> _PROBLEM_: Output the full set of records exactly.

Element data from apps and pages
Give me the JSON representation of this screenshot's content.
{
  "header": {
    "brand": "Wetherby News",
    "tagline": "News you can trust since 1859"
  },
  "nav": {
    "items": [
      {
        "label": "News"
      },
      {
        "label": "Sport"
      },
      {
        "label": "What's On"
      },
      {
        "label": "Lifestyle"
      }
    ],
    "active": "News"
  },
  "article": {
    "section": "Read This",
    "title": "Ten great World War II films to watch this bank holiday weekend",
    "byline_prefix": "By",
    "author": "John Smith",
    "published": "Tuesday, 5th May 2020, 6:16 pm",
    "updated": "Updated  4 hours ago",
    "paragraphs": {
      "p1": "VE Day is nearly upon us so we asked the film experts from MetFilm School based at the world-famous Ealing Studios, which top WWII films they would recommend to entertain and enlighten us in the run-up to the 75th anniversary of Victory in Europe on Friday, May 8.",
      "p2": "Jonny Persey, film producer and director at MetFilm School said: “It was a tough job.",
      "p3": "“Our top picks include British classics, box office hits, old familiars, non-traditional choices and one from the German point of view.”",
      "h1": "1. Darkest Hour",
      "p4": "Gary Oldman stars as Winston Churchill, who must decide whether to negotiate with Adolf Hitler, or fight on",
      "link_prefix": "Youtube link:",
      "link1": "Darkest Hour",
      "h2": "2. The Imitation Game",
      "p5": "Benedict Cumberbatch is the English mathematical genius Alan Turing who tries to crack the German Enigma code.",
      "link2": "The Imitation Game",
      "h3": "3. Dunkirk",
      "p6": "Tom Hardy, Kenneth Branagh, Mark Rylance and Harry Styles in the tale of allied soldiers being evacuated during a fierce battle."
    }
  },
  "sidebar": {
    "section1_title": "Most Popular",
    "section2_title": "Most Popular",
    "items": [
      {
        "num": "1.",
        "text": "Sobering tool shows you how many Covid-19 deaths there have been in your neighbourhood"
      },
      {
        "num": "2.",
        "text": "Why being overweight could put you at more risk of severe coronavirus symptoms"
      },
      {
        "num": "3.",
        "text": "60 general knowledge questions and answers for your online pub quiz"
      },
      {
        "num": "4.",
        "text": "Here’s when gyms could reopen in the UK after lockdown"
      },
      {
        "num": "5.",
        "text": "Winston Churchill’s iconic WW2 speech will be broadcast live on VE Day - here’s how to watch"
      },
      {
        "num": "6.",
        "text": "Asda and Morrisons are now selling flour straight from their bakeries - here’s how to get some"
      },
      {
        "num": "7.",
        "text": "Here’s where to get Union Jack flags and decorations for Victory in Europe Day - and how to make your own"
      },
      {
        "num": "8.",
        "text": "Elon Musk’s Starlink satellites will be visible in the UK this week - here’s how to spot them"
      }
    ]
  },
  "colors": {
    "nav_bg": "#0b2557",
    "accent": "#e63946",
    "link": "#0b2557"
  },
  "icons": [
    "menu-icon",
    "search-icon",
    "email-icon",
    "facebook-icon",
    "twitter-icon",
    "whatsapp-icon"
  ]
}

> _OUTPUT_:
Give me the JSON representation of this screenshot's content.
{
  "header": {
    "brand": "Wetherby News",
    "tagline": "News you can trust since 1859"
  },
  "nav": {
    "items": [
      {
        "label": "News"
      },
      {
        "label": "Sport"
      },
      {
        "label": "What's On"
      },
      {
        "label": "Lifestyle"
      }
    ],
    "active": "News"
  },
  "article": {
    "section": "Read This",
    "title": "Ten great World War II films to watch this bank holiday weekend",
    "byline_prefix": "By",
    "author": "John Smith",
    "published": "Tuesday, 5th May 2020, 6:16 pm",
    "updated": "Updated  4 hours ago",
    "paragraphs": {
      "p1": "VE Day is nearly upon us so we asked the film experts from MetFilm School based at the world-famous Ealing Studios, which top WWII films they would recommend to entertain and enlighten us in the run-up to the 75th anniversary of Victory in Europe on Friday, May 8.",
      "p2": "Jonny Persey, film producer and director at MetFilm School said: “It was a tough job.",
      "p3": "“Our top picks include British classics, box office hits, old familiars, non-traditional choices and one from the German point of view.”",
      "h1": "1. Darkest Hour",
      "p4": "Gary Oldman stars as Winston Churchill, who must decide whether to negotiate with Adolf Hitler, or fight on",
      "link_prefix": "Youtube link:",
      "link1": "Darkest Hour",
      "h2": "2. The Imitation Game",
      "p5": "Benedict Cumberbatch is the English mathematical genius Alan Turing who tries to crack the German Enigma code.",
      "link2": "The Imitation Game",
      "h3": "3. Dunkirk",
      "p6": "Tom Hardy, Kenneth Branagh, Mark Rylance and Harry Styles in the tale of allied soldiers being evacuated during a fierce battle."
    }
  },
  "sidebar": {
    "section1_title": "Most Popular",
    "section2_title": "Most Popular",
    "items": [
      {
        "num": "1.",
        "text": "Sobering tool shows you how many Covid-19 deaths there have been in your neighbourhood"
      },
      {
        "num": "2.",
        "text": "Why being overweight could put you at more risk of severe coronavirus symptoms"
      },
      {
        "num": "3.",
        "text": "60 general knowledge questions and answers for your online pub quiz"
      },
      {
        "num": "4.",
        "text": "Here’s when gyms could reopen in the UK after lockdown"
      },
      {
        "num": "5.",
        "text": "Winston Churchill’s iconic WW2 speech will be broadcast live on VE Day - here’s how to watch"
      },
      {
        "num": "6.",
        "text": "Asda and Morrisons are now selling flour straight from their bakeries - here’s how to get some"
      },
      {
        "num": "7.",
        "text": "Here’s where to get Union Jack flags and decorations for Victory in Europe Day - and how to make your own"
      },
      {
        "num": "8.",
        "text": "Elon Musk’s Starlink satellites will be visible in the UK this week - here’s how to spot them"
      }
    ]
  },
  "colors": {
    "nav_bg": "#0b2557",
    "accent": "#e63946",
    "link": "#0b2557"
  },
  "icons": [
    "menu-icon",
    "search-icon",
    "email-icon",
    "facebook-icon",
    "twitter-icon",
    "whatsapp-icon"
  ]
}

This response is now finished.